| Data for this exercise |
* Start *
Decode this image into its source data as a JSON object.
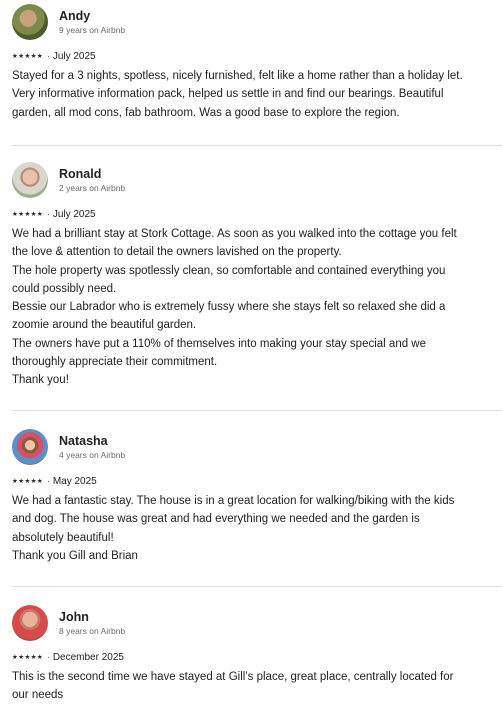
{
  "reviews": [
    {
      "name": "Andy",
      "tenure": "9 years on Airbnb",
      "stars": "★★★★★",
      "separator": "·",
      "date": "July 2025",
      "text": "Stayed for a 3 nights,  spotless, nicely furnished,  felt like a home rather than a holiday let.\nVery informative information pack, helped us settle in and find our bearings. Beautiful\ngarden, all mod cons, fab bathroom. Was a good base to explore the region."
    },
    {
      "name": "Ronald",
      "tenure": "2 years on Airbnb",
      "stars": "★★★★★",
      "separator": "·",
      "date": "July 2025",
      "text": "We had a brilliant stay at Stork Cottage. As soon as you walked into the cottage you felt\nthe love & attention to detail the owners lavished on the property.\nThe hole property was spotlessly clean, so comfortable and contained everything you\ncould possibly need.\nBessie our Labrador who is extremely fussy where she stays felt so relaxed she did a\nzoomie around the beautiful garden.\nThe owners have put a 110% of themselves into making your stay special and  we\nthoroughly appreciate their commitment.\nThank you!"
    },
    {
      "name": "Natasha",
      "tenure": "4 years on Airbnb",
      "stars": "★★★★★",
      "separator": "·",
      "date": "May 2025",
      "text": "We had a fantastic stay. The house is in a great location for walking/biking with the kids\nand dog. The house was great and had everything we needed and the garden is\nabsolutely beautiful!\nThank you Gill and Brian"
    },
    {
      "name": "John",
      "tenure": "8 years on Airbnb",
      "stars": "★★★★★",
      "separator": "·",
      "date": "December 2025",
      "text": "This is the second time we have stayed at Gill’s place, great place, centrally located for\nour needs"
    }
  ]
}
* End *
| Task prompt |
Copy all lines from the listing that contain "date".

| Written solution |
      "date": "July 2025",
      "date": "July 2025",
      "date": "May 2025",
      "date": "December 2025",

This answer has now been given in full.